_Given exercise_
Check every line below for the word "Rate" and show those that hold it.
Start Source material
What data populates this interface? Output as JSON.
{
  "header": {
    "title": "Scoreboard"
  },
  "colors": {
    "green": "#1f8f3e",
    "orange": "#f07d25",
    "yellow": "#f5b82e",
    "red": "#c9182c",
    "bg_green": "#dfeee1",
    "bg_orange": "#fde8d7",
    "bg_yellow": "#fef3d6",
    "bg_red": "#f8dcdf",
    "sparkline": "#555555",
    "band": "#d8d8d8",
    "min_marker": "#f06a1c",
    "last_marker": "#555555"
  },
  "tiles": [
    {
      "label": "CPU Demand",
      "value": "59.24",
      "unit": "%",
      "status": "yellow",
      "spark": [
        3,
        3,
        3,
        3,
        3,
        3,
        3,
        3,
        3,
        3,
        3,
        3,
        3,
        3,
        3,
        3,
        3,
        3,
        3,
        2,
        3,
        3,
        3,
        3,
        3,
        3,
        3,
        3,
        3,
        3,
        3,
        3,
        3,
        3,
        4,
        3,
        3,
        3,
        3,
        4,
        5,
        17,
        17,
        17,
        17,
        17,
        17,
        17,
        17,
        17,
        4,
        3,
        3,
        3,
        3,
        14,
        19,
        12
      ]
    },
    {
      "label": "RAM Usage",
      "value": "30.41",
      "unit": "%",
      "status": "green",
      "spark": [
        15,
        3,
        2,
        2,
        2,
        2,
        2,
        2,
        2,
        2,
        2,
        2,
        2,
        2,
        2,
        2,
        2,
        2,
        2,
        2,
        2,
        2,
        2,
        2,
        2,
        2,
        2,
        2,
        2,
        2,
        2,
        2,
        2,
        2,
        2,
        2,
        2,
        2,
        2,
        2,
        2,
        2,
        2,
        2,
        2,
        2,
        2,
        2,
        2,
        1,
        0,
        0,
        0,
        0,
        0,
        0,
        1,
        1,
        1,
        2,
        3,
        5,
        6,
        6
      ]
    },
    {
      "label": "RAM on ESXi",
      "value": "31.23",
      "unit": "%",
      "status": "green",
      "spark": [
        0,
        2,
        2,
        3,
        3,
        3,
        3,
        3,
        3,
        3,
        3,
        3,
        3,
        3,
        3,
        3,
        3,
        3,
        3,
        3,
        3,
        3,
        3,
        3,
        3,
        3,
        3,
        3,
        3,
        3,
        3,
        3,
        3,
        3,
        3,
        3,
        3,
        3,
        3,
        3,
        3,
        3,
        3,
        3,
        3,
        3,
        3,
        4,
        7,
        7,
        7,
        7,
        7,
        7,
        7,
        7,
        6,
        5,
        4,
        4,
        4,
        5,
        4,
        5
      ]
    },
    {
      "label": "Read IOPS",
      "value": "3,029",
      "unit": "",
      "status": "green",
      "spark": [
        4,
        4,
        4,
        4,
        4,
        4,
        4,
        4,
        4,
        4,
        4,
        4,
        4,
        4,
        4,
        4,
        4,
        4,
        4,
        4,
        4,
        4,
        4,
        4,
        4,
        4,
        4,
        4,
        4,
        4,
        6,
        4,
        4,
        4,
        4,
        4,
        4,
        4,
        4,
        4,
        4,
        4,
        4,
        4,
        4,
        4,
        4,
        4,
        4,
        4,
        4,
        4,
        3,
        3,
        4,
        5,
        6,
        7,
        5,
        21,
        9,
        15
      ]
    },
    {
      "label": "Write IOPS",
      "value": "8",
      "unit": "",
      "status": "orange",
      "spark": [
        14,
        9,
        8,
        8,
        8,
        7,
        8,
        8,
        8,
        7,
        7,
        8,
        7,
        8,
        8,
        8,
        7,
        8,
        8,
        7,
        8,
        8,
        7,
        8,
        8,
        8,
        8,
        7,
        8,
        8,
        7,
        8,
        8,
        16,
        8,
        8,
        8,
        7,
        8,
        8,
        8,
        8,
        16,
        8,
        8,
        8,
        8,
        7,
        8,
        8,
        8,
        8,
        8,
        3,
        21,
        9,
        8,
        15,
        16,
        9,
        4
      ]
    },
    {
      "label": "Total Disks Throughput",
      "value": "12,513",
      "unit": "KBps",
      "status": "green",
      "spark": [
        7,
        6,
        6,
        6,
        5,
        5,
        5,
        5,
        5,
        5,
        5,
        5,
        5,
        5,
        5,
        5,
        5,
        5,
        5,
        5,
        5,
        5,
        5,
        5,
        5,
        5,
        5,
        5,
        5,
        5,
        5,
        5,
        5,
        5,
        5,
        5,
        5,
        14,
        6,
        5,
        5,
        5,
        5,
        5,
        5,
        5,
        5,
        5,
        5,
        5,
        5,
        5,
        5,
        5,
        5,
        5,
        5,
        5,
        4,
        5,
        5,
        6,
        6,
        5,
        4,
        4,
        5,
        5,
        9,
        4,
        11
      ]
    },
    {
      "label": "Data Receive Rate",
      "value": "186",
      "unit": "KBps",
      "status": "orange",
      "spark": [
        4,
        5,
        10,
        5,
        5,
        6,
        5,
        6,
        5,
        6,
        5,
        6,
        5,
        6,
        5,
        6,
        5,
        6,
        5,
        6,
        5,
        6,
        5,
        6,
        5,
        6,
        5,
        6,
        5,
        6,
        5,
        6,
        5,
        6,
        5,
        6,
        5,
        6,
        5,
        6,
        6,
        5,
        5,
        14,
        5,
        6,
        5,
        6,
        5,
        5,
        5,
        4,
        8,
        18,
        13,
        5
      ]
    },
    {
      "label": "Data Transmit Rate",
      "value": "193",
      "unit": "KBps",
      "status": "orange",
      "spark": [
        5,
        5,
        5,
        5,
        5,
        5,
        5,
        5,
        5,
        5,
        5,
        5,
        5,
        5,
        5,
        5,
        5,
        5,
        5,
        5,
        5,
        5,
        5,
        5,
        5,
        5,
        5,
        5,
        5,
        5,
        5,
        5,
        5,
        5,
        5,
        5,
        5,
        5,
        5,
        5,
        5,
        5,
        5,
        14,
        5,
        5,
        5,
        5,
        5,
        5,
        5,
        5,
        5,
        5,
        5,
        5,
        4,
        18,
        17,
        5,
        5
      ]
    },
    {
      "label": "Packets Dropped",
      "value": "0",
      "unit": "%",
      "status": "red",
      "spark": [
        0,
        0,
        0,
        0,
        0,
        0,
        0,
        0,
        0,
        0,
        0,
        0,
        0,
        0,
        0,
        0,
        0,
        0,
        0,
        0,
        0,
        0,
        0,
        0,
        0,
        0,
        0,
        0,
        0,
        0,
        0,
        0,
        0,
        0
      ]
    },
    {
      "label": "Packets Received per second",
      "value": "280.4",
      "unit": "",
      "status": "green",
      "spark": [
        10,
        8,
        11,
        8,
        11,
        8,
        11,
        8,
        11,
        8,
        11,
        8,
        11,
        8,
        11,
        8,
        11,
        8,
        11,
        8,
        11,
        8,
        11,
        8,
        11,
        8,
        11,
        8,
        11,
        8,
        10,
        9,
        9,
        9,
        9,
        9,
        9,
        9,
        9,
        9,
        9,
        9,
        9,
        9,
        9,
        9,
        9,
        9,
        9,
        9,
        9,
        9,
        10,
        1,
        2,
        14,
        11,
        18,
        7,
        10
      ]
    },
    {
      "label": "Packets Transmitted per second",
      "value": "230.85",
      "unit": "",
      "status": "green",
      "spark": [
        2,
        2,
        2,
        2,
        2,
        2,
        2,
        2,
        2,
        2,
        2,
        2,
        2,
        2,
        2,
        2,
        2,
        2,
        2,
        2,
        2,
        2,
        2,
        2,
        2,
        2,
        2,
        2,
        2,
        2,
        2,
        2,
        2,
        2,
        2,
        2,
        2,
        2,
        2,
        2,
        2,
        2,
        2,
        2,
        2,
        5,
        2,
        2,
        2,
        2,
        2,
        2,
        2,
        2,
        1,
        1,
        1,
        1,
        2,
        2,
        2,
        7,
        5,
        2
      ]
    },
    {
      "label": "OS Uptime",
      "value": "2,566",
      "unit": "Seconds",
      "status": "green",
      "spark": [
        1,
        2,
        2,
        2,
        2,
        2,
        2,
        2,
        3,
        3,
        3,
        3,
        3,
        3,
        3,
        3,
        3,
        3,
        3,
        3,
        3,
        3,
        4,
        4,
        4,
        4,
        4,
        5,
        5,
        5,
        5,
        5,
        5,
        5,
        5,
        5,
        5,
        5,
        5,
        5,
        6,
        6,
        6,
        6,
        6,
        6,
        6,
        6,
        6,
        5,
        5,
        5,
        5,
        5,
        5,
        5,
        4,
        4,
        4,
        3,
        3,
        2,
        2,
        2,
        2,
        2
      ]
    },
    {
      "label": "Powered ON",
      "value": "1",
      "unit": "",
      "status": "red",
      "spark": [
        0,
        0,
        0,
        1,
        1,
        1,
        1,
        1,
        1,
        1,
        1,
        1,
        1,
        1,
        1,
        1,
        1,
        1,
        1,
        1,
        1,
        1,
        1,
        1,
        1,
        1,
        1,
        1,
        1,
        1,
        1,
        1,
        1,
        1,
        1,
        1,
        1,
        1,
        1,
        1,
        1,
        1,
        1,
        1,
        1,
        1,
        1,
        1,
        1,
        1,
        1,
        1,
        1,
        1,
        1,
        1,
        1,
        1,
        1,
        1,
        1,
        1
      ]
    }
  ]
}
End Source material
_The result_
      "label": "Data Receive Rate",
      "label": "Data Transmit Rate",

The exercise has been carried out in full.